--- start of Rows ---

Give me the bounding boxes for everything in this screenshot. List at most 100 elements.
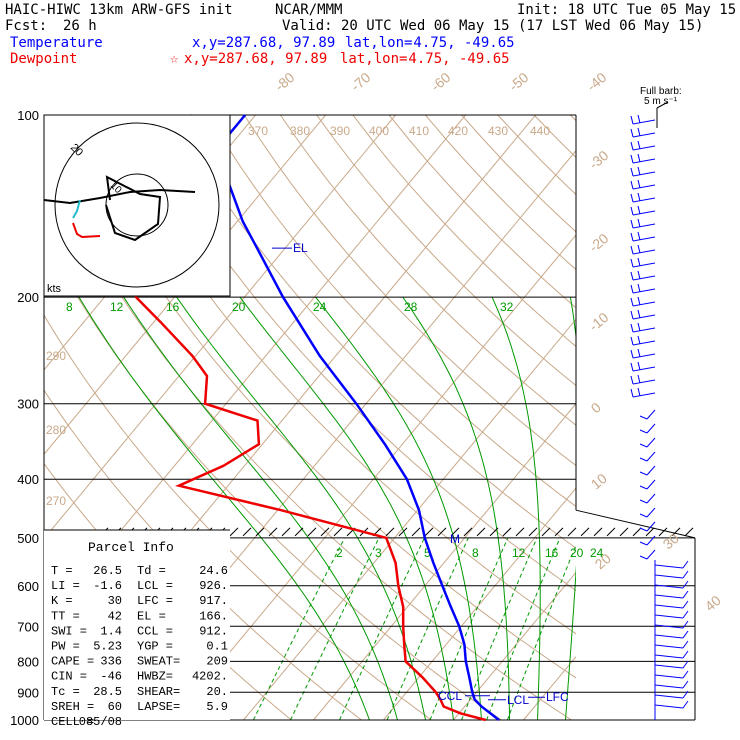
moist-adiabat: [491, 296, 541, 720]
lfc-label: LFC: [546, 690, 569, 704]
wind-barb-feather: [630, 362, 634, 372]
parcel-info-box: [44, 530, 230, 720]
wind-barb-feather: [637, 270, 641, 280]
moist-adiabat: [565, 297, 576, 720]
parcel-value: 336: [100, 655, 122, 669]
hatch-mark: [593, 527, 603, 537]
barb-legend-flag: [656, 101, 669, 109]
wind-barb: [646, 465, 656, 476]
parcel-label: CCL =: [137, 624, 173, 638]
parcel-value: 42: [108, 609, 122, 623]
wind-barb-feather: [637, 205, 641, 215]
wind-barb-feather: [630, 271, 634, 281]
wind-barb-feather: [637, 374, 641, 384]
wind-barb-feather: [639, 457, 648, 462]
pressure-label: 600: [17, 579, 39, 594]
fcst-label: Fcst:: [5, 18, 48, 34]
mixing-ratio-line: [506, 544, 576, 720]
wind-barb-feather: [637, 114, 641, 124]
moist-adiabat: [315, 296, 482, 720]
parcel-value: 5.9: [206, 700, 228, 714]
mixing-ratio-line: [339, 537, 425, 720]
isotherm-label: 40: [702, 592, 724, 614]
wind-barb: [646, 451, 656, 462]
wind-barb-feather: [637, 127, 641, 137]
theta-e-label: 8: [66, 300, 73, 314]
wind-barb: [632, 210, 656, 216]
mixing-ratio-label: 3: [375, 546, 382, 560]
hatch-mark: [606, 527, 616, 537]
ccl-label: CCL: [438, 689, 462, 703]
dewpoint-marker-icon: ☆: [170, 51, 179, 67]
temperature-xy: x,y=287.68, 97.89: [192, 35, 336, 51]
wind-barb: [654, 674, 684, 679]
wind-barb-feather: [637, 361, 641, 371]
wind-barb-feather: [630, 336, 634, 346]
wind-barb-feather: [630, 258, 634, 268]
wind-barb: [646, 535, 656, 546]
wind-barb: [646, 521, 656, 532]
hatch-mark: [580, 527, 590, 537]
wind-barb: [654, 584, 684, 589]
barb-legend-line1: Full barb:: [640, 86, 682, 97]
isotherm-label: -30: [586, 147, 612, 172]
theta-label: 380: [290, 124, 310, 138]
wind-barb-feather: [630, 245, 634, 255]
hatch-mark: [281, 527, 291, 537]
wind-barb-feather: [682, 620, 689, 629]
wind-barb: [646, 549, 656, 560]
parcel-value: 4202.: [192, 670, 228, 684]
wind-barb-feather: [637, 218, 641, 228]
wind-barb-feather: [637, 179, 641, 189]
wind-barb: [654, 684, 684, 689]
parcel-label: Tc =: [51, 685, 80, 699]
mixing-ratio-label: 8: [472, 546, 479, 560]
wind-barb: [654, 624, 684, 629]
hatch-mark: [476, 527, 486, 537]
parcel-value: 24.6: [199, 564, 228, 578]
wind-barb: [632, 262, 656, 268]
theta-label: 440: [530, 124, 550, 138]
isotherm-line: [44, 115, 396, 540]
mixing-level-label: M: [450, 532, 460, 546]
hatch-mark: [437, 527, 447, 537]
parcel-label: YGP =: [137, 640, 173, 654]
isotherm-line: [313, 402, 576, 720]
isotherm-label: -70: [348, 69, 374, 94]
parcel-value: -1.6: [93, 579, 122, 593]
hatch-mark: [489, 527, 499, 537]
org-label: NCAR/MMM: [275, 2, 343, 18]
hodograph-trace-black: [43, 188, 196, 205]
mixing-ratio-line: [290, 537, 380, 720]
wind-barb: [632, 158, 656, 164]
parcel-label: EL =: [137, 609, 166, 623]
wind-barb: [646, 493, 656, 504]
wind-barb-feather: [630, 349, 634, 359]
isotherm-label: -20: [586, 230, 612, 255]
wind-barb: [632, 314, 656, 320]
wind-barb: [646, 409, 656, 420]
wind-barb: [632, 288, 656, 294]
mixing-ratio-label: 20: [570, 546, 584, 560]
parcel-value: 0.1: [206, 640, 228, 654]
parcel-label: SWI =: [51, 624, 87, 638]
dry-adiabat: [62, 115, 576, 679]
wind-barb: [632, 132, 656, 138]
isotherm-label: -40: [584, 69, 610, 94]
wind-barb-feather: [637, 231, 641, 241]
theta-e-label: 24: [313, 300, 327, 314]
isotherm-line: [734, 115, 740, 720]
wind-barb-feather: [630, 128, 634, 138]
hatch-mark: [515, 527, 525, 537]
moist-adiabat: [594, 297, 634, 720]
wind-barb-feather: [639, 485, 648, 490]
mixing-ratio-label: 12: [512, 546, 526, 560]
parcel-value: 5.23: [93, 640, 122, 654]
temperature-latlon: 4.75, -49.65: [405, 35, 515, 51]
parcel-value: 20.: [206, 685, 228, 699]
wind-barb-feather: [639, 429, 648, 434]
hatch-mark: [242, 527, 252, 537]
wind-barb: [654, 644, 684, 649]
wind-barb-feather: [637, 335, 641, 345]
wind-barb: [632, 197, 656, 203]
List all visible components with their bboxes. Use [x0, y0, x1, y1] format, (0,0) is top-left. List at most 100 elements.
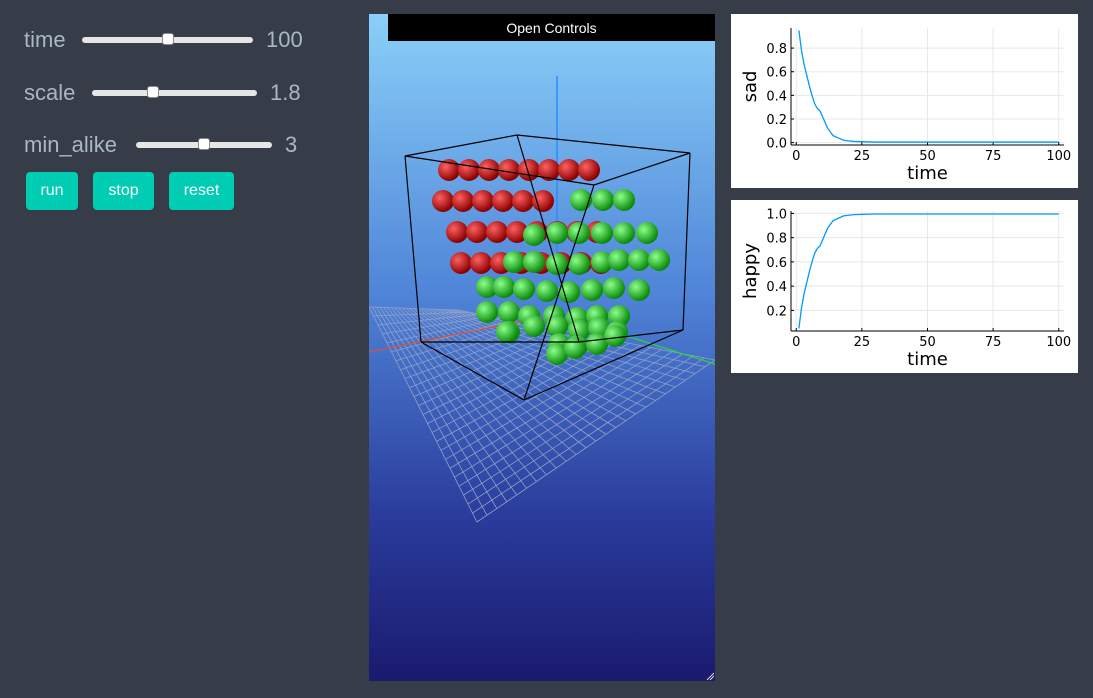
agent-sphere — [558, 281, 580, 303]
y-tick-label: 0.6 — [766, 66, 787, 81]
reset-button[interactable]: reset — [169, 172, 234, 210]
time-slider-label: time — [24, 27, 66, 52]
happy-line-chart: 0 25 50 75 100 0.2 0.4 0.6 0.8 1.0 time happy — [740, 207, 1071, 370]
sad-series-line — [798, 30, 1059, 143]
y-axis-label: sad — [740, 71, 761, 103]
3d-scene-canvas[interactable] — [369, 14, 715, 681]
stop-button[interactable]: stop — [93, 172, 154, 210]
agent-sphere — [538, 159, 560, 181]
agent-sphere — [466, 221, 488, 243]
agent-sphere — [450, 252, 472, 274]
sad-line-chart: 0 25 50 75 100 0.0 0.2 0.4 0.6 0.8 time sad — [740, 28, 1071, 184]
agent-sphere — [478, 159, 500, 181]
time-slider-row: time — [24, 25, 66, 55]
bounding-box — [404, 134, 691, 401]
agent-sphere — [546, 253, 568, 275]
agent-sphere — [523, 251, 545, 273]
agent-sphere — [603, 277, 625, 299]
agent-sphere — [432, 190, 454, 212]
agent-sphere — [498, 301, 520, 323]
agent-sphere — [523, 224, 545, 246]
x-tick-label: 100 — [1046, 149, 1071, 164]
agent-sphere — [498, 159, 520, 181]
time-slider[interactable] — [82, 33, 253, 45]
x-tick-label: 75 — [985, 149, 1002, 164]
scale-slider[interactable] — [92, 86, 257, 98]
agent-sphere — [570, 189, 592, 211]
agent-sphere — [518, 159, 540, 181]
y-tick-label: 0.2 — [766, 304, 787, 319]
x-tick-label: 100 — [1046, 335, 1071, 350]
y-tick-label: 1.0 — [766, 207, 787, 222]
x-tick-label: 50 — [919, 149, 936, 164]
agent-sphere — [628, 249, 650, 271]
y-tick-label: 0.2 — [766, 113, 787, 128]
scale-slider-value: 1.8 — [270, 80, 301, 105]
agent-sphere — [512, 190, 534, 212]
scale-slider-thumb[interactable] — [147, 86, 160, 98]
sad-plot-panel: 0 25 50 75 100 0.0 0.2 0.4 0.6 0.8 time sad — [731, 14, 1078, 188]
agent-sphere — [458, 159, 480, 181]
y-tick-label: 0.8 — [766, 232, 787, 247]
agent-sphere — [546, 222, 568, 244]
agent-sphere — [613, 189, 635, 211]
agent-sphere — [476, 276, 498, 298]
y-tick-label: 0.4 — [766, 280, 787, 295]
agent-sphere — [503, 251, 525, 273]
agent-sphere — [523, 315, 545, 337]
agent-sphere — [591, 222, 613, 244]
agent-sphere — [592, 189, 614, 211]
open-controls-button[interactable]: Open Controls — [388, 14, 715, 41]
agent-sphere — [564, 337, 586, 359]
3d-scene-viewport[interactable]: Open Controls — [369, 14, 715, 681]
min-alike-slider-label: min_alike — [24, 132, 117, 157]
agent-sphere — [536, 280, 558, 302]
y-tick-label: 0.0 — [766, 137, 787, 152]
agent-sphere — [506, 221, 528, 243]
agent-sphere — [648, 249, 670, 271]
run-button[interactable]: run — [26, 172, 78, 210]
happy-plot-panel: 0 25 50 75 100 0.2 0.4 0.6 0.8 1.0 time happy — [731, 200, 1078, 373]
agent-sphere — [581, 279, 603, 301]
agent-sphere — [546, 343, 568, 365]
agent-sphere — [608, 249, 630, 271]
agent-sphere — [492, 190, 514, 212]
agent-sphere — [470, 252, 492, 274]
agent-sphere — [578, 159, 600, 181]
agent-sphere — [493, 276, 515, 298]
agent-sphere — [452, 190, 474, 212]
agent-sphere — [613, 222, 635, 244]
agent-sphere — [513, 278, 535, 300]
time-slider-thumb[interactable] — [161, 33, 174, 45]
scale-slider-label: scale — [24, 80, 76, 105]
x-tick-label: 0 — [792, 335, 800, 350]
y-tick-label: 0.6 — [766, 256, 787, 271]
agent-sphere — [608, 305, 630, 327]
agent-sphere — [604, 325, 626, 347]
y-tick-label: 0.8 — [766, 42, 787, 57]
y-axis-label: happy — [740, 243, 761, 299]
agent-sphere — [476, 301, 498, 323]
min-alike-slider[interactable] — [136, 138, 272, 150]
agent-sphere — [586, 333, 608, 355]
agent-sphere — [438, 159, 460, 181]
agent-sphere — [496, 321, 518, 343]
x-tick-label: 25 — [854, 335, 871, 350]
agent-sphere — [591, 251, 613, 273]
agent-sphere — [558, 159, 580, 181]
agent-sphere — [636, 222, 658, 244]
agent-sphere — [628, 279, 650, 301]
min-alike-slider-thumb[interactable] — [198, 138, 210, 150]
happy-series-line — [798, 213, 1059, 329]
agent-sphere — [546, 315, 568, 337]
x-axis-label: time — [907, 163, 948, 184]
agent-sphere — [568, 253, 590, 275]
x-tick-label: 25 — [854, 149, 871, 164]
y-tick-label: 0.4 — [766, 89, 787, 104]
time-slider-value: 100 — [266, 27, 303, 52]
scale-slider-row: scale — [24, 78, 75, 108]
min-alike-slider-row: min_alike — [24, 130, 117, 160]
min-alike-slider-value: 3 — [285, 132, 298, 157]
resize-handle-icon[interactable] — [706, 672, 714, 680]
x-tick-label: 0 — [792, 149, 800, 164]
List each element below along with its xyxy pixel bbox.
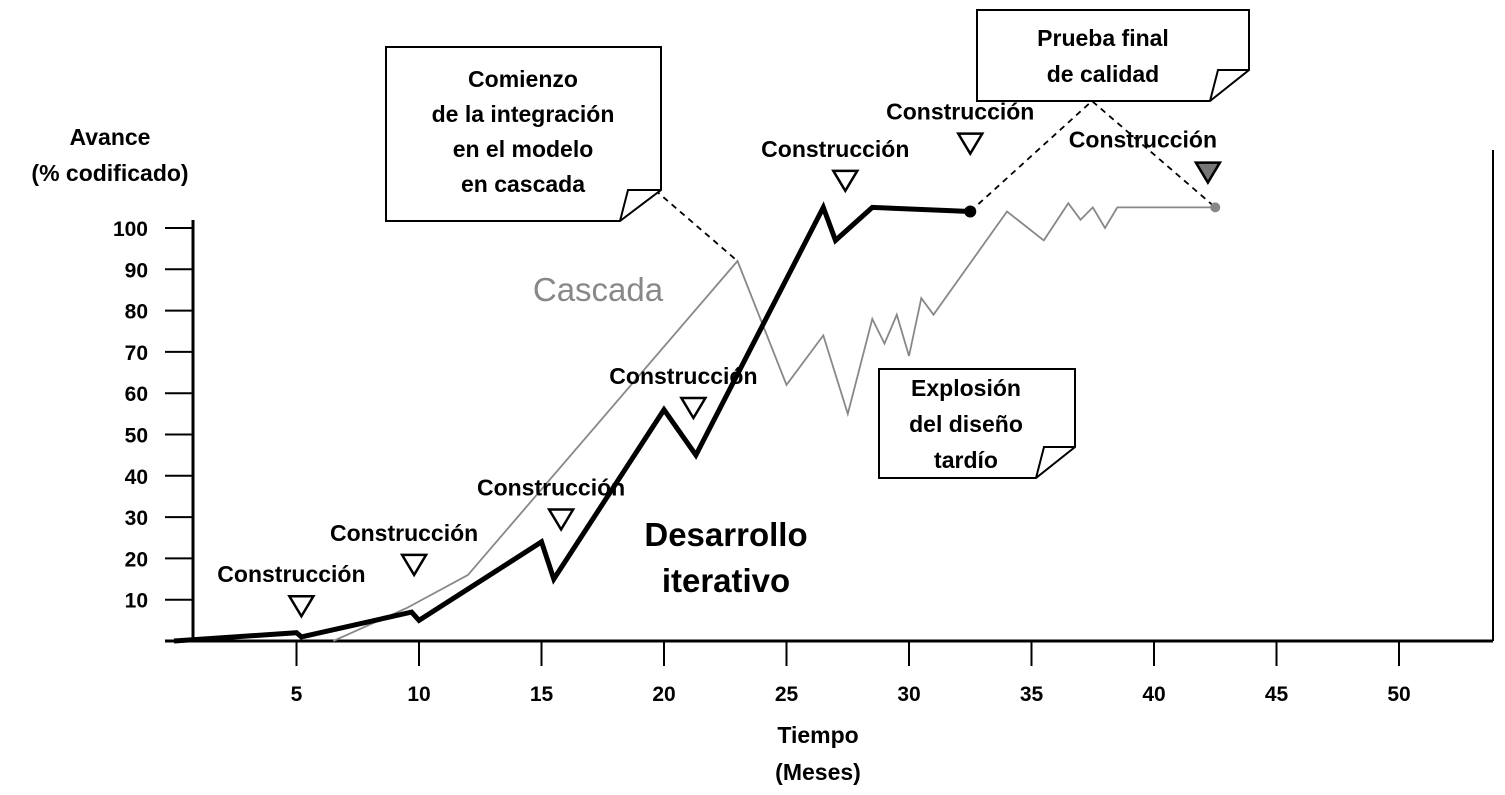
build-marker-iterativo	[831, 169, 860, 194]
x-tick-label: 50	[1387, 683, 1410, 706]
iterativo-label-line1: Desarrollo	[644, 516, 807, 553]
callout-late-design: Explosión del diseño tardío	[878, 368, 1076, 479]
series-line-iterativo	[173, 201, 971, 644]
callout-late-design-line1: Explosión	[911, 375, 1021, 401]
build-label-iterativo: Construcción	[609, 363, 757, 389]
callout-late-design-box	[878, 368, 1076, 479]
y-axis-title-line2: (% codificado)	[31, 160, 188, 186]
series-group	[173, 201, 1221, 644]
axes: 10 20 30 40 50 60 70 80 90 100 5 10 15 20 25 30 35 40 45 50	[113, 150, 1494, 706]
build-label-iterativo: Construcción	[477, 474, 625, 500]
callout-late-design-line3: tardío	[934, 447, 998, 473]
callout-integration-box	[385, 46, 662, 222]
y-tick-label: 100	[113, 218, 148, 241]
build-marker-iterativo	[287, 594, 316, 619]
x-tick-label: 35	[1020, 683, 1044, 706]
iterativo-label-line2: iterativo	[662, 562, 790, 599]
callout-integration-line3: en el modelo	[453, 136, 594, 162]
build-marker-iterativo	[546, 508, 576, 532]
callout-late-design-fold	[1035, 446, 1075, 479]
y-tick-label: 60	[125, 383, 148, 406]
callout-final-test: Prueba final de calidad	[976, 9, 1250, 102]
callout-integration: Comienzo de la integración en el modelo …	[385, 46, 662, 222]
cascada-label: Cascada	[533, 271, 664, 308]
y-tick-label: 30	[125, 507, 148, 530]
build-marker-iterativo	[956, 132, 985, 157]
y-axis-title-line1: Avance	[70, 124, 151, 150]
x-axis-title-line1: Tiempo	[777, 722, 858, 748]
build-label-cascada: Construcción	[1069, 127, 1217, 153]
x-tick-label: 40	[1142, 683, 1165, 706]
build-markers: Construcción Construcción Construcción Cons…	[217, 99, 1223, 619]
callout-leaders	[654, 99, 1216, 262]
build-marker-iterativo	[679, 396, 708, 421]
callout-final-test-fold	[1209, 69, 1249, 102]
callout-integration-fold	[619, 189, 661, 222]
build-marker-cascada	[1193, 161, 1223, 185]
leader-integration	[654, 189, 739, 262]
build-label-iterativo: Construcción	[217, 561, 365, 587]
y-tick-label: 80	[125, 301, 148, 324]
callout-integration-line4: en cascada	[461, 171, 585, 197]
x-axis-title-line2: (Meses)	[775, 759, 861, 785]
y-tick-label: 20	[125, 548, 148, 571]
y-tick-label: 40	[125, 466, 148, 489]
x-tick-label: 25	[775, 683, 799, 706]
y-tick-label: 90	[125, 259, 148, 282]
build-label-iterativo: Construcción	[886, 99, 1034, 125]
x-tick-label: 20	[652, 683, 675, 706]
callout-final-test-line1: Prueba final	[1037, 25, 1169, 51]
x-tick-label: 10	[407, 683, 430, 706]
callout-integration-line2: de la integración	[432, 101, 615, 127]
build-label-iterativo: Construcción	[330, 520, 478, 546]
y-tick-label: 50	[125, 425, 148, 448]
callout-integration-line1: Comienzo	[468, 66, 578, 92]
callout-final-test-line2: de calidad	[1047, 61, 1159, 87]
y-tick-label: 10	[125, 590, 148, 613]
x-tick-label: 15	[530, 683, 554, 706]
callout-late-design-line2: del diseño	[909, 411, 1023, 437]
build-label-iterativo: Construcción	[761, 136, 909, 162]
callout-final-test-box	[976, 9, 1250, 102]
cascada-end-dot	[1210, 202, 1221, 213]
iterativo-end-dot	[964, 205, 977, 218]
build-marker-iterativo	[399, 553, 429, 578]
x-tick-label: 30	[897, 683, 920, 706]
x-tick-label: 5	[291, 683, 303, 706]
y-tick-label: 70	[125, 342, 148, 365]
x-tick-label: 45	[1265, 683, 1289, 706]
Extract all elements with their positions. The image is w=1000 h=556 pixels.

--- end of Rows ---

▶ **To do**:
Retype the records from the line with "moist-adiabat: [491, 296, 541, 720]" up to and including the line with "wind-barb: [654, 674, 684, 679]", keeping every character unchanged.

▶ **The solution**:
moist-adiabat: [491, 296, 541, 720]
lfc-label: LFC: [546, 690, 569, 704]
wind-barb-feather: [630, 362, 634, 372]
parcel-info-box: [44, 530, 230, 720]
wind-barb-feather: [637, 270, 641, 280]
moist-adiabat: [565, 297, 576, 720]
parcel-value: 336: [100, 655, 122, 669]
hatch-mark: [593, 527, 603, 537]
barb-legend-flag: [656, 101, 669, 109]
wind-barb: [646, 465, 656, 476]
parcel-label: CCL =: [137, 624, 173, 638]
parcel-value: 42: [108, 609, 122, 623]
wind-barb-feather: [637, 205, 641, 215]
wind-barb-feather: [630, 271, 634, 281]
wind-barb-feather: [637, 374, 641, 384]
wind-barb-feather: [639, 457, 648, 462]
pressure-label: 600: [17, 579, 39, 594]
fcst-label: Fcst:: [5, 18, 48, 34]
mixing-ratio-line: [506, 544, 576, 720]
wind-barb-feather: [637, 114, 641, 124]
moist-adiabat: [315, 296, 482, 720]
parcel-value: 5.9: [206, 700, 228, 714]
mixing-ratio-line: [339, 537, 425, 720]
isotherm-label: 40: [702, 592, 724, 614]
wind-barb: [646, 451, 656, 462]
wind-barb-feather: [637, 127, 641, 137]
theta-e-label: 8: [66, 300, 73, 314]
wind-barb: [632, 210, 656, 216]
mixing-ratio-label: 3: [375, 546, 382, 560]
hatch-mark: [606, 527, 616, 537]
ccl-label: CCL: [438, 689, 462, 703]
dewpoint-marker-icon: ☆: [170, 51, 179, 67]
temperature-xy: x,y=287.68, 97.89: [192, 35, 336, 51]
wind-barb: [654, 674, 684, 679]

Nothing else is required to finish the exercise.